— Data extract —
══════════
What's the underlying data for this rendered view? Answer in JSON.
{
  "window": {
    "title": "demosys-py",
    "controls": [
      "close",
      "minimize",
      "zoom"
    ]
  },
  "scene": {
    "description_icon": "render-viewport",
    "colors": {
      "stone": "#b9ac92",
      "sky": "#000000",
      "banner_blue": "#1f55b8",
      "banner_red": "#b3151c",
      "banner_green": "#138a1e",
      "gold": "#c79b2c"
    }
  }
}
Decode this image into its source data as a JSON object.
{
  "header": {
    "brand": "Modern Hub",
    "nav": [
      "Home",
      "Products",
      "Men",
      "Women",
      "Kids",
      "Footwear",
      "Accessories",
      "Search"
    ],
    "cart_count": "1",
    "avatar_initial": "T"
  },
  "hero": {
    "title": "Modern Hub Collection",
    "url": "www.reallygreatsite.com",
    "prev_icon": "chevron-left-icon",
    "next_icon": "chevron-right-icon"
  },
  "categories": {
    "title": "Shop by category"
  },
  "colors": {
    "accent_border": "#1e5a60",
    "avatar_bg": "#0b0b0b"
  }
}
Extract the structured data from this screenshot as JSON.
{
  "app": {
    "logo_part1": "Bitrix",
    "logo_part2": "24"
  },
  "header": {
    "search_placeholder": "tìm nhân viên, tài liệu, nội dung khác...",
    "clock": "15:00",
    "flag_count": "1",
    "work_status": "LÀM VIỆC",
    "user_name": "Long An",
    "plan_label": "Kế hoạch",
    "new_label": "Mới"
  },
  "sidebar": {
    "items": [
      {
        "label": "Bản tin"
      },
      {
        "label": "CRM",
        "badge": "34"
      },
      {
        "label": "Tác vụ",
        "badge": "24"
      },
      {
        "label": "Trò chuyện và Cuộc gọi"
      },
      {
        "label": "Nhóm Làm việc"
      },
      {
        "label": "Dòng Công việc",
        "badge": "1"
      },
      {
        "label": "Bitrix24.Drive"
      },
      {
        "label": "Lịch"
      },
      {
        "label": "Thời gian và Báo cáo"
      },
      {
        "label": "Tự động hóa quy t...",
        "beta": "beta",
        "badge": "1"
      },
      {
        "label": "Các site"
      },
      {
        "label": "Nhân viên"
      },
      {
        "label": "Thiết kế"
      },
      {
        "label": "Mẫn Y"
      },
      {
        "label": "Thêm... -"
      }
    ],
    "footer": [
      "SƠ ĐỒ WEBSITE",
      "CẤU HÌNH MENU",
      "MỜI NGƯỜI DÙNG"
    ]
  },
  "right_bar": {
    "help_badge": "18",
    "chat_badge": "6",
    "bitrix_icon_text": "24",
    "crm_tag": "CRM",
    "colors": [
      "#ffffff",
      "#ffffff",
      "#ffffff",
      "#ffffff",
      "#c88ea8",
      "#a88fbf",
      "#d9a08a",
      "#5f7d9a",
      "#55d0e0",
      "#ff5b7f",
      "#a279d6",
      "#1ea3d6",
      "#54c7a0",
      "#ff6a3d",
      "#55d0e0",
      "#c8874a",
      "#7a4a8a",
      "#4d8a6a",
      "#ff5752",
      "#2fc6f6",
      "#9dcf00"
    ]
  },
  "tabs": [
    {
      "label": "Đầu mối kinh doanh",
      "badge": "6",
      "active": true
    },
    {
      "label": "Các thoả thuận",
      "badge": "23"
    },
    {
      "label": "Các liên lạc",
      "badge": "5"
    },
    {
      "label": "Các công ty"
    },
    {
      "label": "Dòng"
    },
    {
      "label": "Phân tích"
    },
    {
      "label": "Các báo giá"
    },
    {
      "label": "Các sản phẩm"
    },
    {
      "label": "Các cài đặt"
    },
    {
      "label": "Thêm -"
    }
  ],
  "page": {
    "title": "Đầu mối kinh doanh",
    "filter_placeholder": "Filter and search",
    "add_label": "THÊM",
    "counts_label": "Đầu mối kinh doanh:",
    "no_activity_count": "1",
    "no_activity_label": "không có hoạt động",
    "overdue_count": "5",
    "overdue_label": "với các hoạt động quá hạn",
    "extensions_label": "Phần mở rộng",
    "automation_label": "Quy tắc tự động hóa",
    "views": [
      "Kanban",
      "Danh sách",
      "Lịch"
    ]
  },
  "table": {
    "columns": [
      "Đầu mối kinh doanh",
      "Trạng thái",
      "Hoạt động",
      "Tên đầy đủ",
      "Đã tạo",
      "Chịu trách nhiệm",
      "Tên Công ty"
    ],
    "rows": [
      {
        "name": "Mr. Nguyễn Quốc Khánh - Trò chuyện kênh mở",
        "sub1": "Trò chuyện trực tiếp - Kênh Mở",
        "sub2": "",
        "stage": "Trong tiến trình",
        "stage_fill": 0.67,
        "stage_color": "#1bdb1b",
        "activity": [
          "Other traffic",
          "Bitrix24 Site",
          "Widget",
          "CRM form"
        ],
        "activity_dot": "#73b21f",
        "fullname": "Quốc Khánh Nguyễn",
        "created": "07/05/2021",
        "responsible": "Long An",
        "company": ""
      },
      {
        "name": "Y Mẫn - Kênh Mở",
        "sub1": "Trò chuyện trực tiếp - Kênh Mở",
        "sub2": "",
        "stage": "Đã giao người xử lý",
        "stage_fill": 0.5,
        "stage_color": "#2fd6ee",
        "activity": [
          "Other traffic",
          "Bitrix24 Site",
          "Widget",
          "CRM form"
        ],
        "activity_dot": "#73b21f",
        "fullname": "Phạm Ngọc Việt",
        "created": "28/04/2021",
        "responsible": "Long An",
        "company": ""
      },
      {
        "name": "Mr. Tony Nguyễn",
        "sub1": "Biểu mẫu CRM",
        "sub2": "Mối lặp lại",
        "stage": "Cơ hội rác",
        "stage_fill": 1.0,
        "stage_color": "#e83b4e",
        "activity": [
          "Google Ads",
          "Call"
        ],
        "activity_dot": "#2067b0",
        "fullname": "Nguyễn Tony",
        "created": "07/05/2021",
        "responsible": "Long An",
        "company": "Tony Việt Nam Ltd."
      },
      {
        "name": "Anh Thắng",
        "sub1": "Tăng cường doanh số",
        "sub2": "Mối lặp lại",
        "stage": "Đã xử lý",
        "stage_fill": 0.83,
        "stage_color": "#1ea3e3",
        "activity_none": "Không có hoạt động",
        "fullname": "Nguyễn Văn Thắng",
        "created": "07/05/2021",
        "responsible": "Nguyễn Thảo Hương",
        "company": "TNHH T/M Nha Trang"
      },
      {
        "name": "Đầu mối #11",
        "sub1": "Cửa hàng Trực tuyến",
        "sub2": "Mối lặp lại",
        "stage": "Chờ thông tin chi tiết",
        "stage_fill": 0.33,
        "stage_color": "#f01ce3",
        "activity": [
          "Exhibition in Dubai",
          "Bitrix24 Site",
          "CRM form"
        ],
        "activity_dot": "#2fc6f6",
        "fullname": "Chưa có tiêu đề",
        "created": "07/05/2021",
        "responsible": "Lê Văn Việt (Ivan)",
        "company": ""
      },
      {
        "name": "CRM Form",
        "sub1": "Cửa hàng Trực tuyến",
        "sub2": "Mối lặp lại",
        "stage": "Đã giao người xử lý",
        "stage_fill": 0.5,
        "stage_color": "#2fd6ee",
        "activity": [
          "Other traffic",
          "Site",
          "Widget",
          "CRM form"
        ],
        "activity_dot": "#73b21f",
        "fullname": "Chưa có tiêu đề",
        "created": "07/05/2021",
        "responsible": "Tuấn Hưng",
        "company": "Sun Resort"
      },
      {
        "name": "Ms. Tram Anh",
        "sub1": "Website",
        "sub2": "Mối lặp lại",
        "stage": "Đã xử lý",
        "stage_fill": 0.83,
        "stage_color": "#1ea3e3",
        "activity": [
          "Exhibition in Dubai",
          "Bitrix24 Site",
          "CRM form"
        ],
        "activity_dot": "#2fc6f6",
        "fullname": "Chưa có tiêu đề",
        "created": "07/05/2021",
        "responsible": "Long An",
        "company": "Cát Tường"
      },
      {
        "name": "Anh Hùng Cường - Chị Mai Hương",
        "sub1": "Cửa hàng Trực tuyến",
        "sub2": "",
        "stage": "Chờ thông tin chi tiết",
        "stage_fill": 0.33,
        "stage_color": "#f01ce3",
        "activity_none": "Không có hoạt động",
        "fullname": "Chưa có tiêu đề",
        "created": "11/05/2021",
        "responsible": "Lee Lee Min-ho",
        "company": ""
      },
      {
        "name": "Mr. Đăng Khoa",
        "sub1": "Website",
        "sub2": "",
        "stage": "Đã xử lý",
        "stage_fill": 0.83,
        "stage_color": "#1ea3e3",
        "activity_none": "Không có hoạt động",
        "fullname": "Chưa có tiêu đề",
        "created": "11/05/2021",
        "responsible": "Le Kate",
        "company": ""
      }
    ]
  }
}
══════════
— Task brief —
Return nothing except the number of lines that include the string "Hương".

— Problem solution —
2